* [Instruction]: Omit the pictures, please, and give each record below again exactly.

▼

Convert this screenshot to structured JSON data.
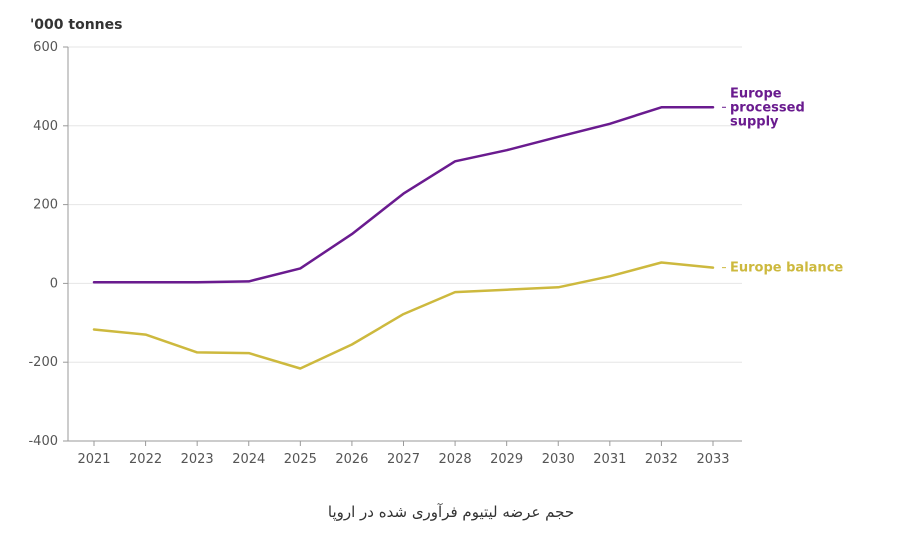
{
  "chart_data": {
    "type": "line",
    "unit_label": "'000 tonnes",
    "x": [
      "2021",
      "2022",
      "2023",
      "2024",
      "2025",
      "2026",
      "2027",
      "2028",
      "2029",
      "2030",
      "2031",
      "2032",
      "2033"
    ],
    "ylim": [
      -400,
      600
    ],
    "yticks": [
      "600",
      "400",
      "200",
      "0",
      "-200",
      "-400"
    ],
    "ytick_values": [
      600,
      400,
      200,
      0,
      -200,
      -400
    ],
    "grid": true,
    "series": [
      {
        "name": "Europe processed supply",
        "label_lines": [
          "Europe",
          "processed",
          "supply"
        ],
        "color": "#6a1b8f",
        "values": [
          3,
          3,
          3,
          5,
          38,
          125,
          228,
          310,
          338,
          372,
          405,
          447,
          447
        ]
      },
      {
        "name": "Europe balance",
        "label_lines": [
          "Europe balance"
        ],
        "color": "#cdb93e",
        "values": [
          -117,
          -130,
          -175,
          -177,
          -216,
          -155,
          -78,
          -22,
          -16,
          -10,
          18,
          53,
          40
        ]
      }
    ]
  },
  "caption": "حجم عرضه لیتیوم فرآوری شده در اروپا"
}
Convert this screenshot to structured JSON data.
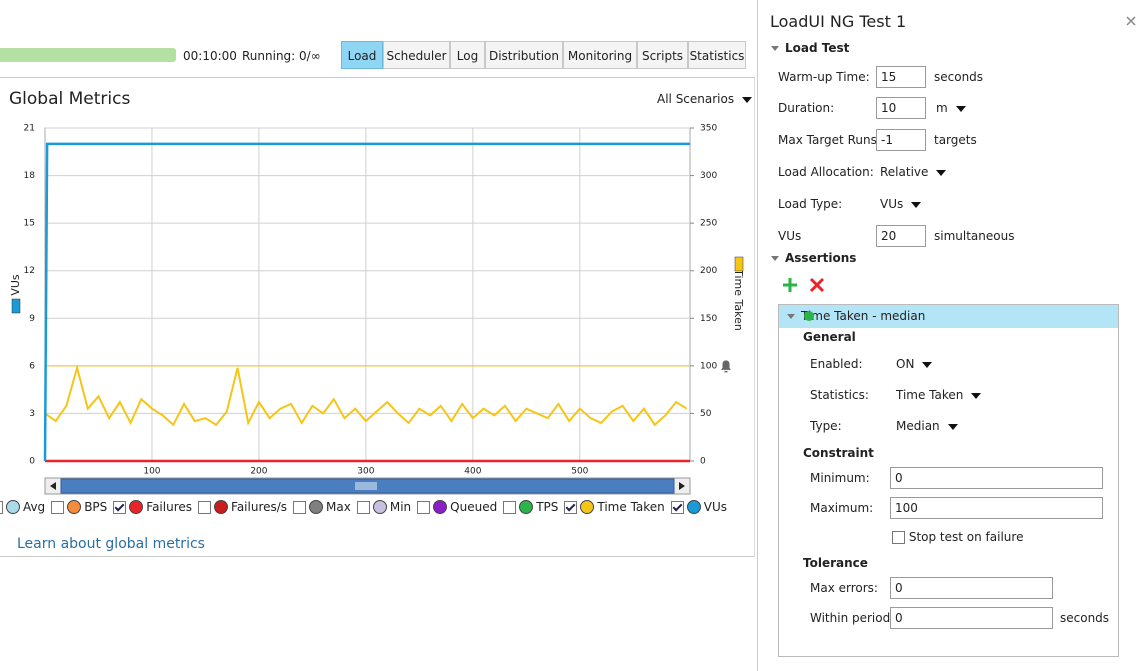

▲

* [Output below]:
Convert this screenshot to structured JSON data.
{
  "chart_data": {
    "type": "line",
    "unit_label": "'000 tonnes",
    "x": [
      "2021",
      "2022",
      "2023",
      "2024",
      "2025",
      "2026",
      "2027",
      "2028",
      "2029",
      "2030",
      "2031",
      "2032",
      "2033"
    ],
    "ylim": [
      -400,
      600
    ],
    "yticks": [
      "600",
      "400",
      "200",
      "0",
      "-200",
      "-400"
    ],
    "ytick_values": [
      600,
      400,
      200,
      0,
      -200,
      -400
    ],
    "grid": true,
    "series": [
      {
        "name": "Europe processed supply",
        "label_lines": [
          "Europe",
          "processed",
          "supply"
        ],
        "color": "#6a1b8f",
        "values": [
          3,
          3,
          3,
          5,
          38,
          125,
          228,
          310,
          338,
          372,
          405,
          447,
          447
        ]
      },
      {
        "name": "Europe balance",
        "label_lines": [
          "Europe balance"
        ],
        "color": "#cdb93e",
        "values": [
          -117,
          -130,
          -175,
          -177,
          -216,
          -155,
          -78,
          -22,
          -16,
          -10,
          18,
          53,
          40
        ]
      }
    ]
  },
  "caption": "حجم عرضه لیتیوم فرآوری شده در اروپا"
}
Convert this screenshot to structured JSON data.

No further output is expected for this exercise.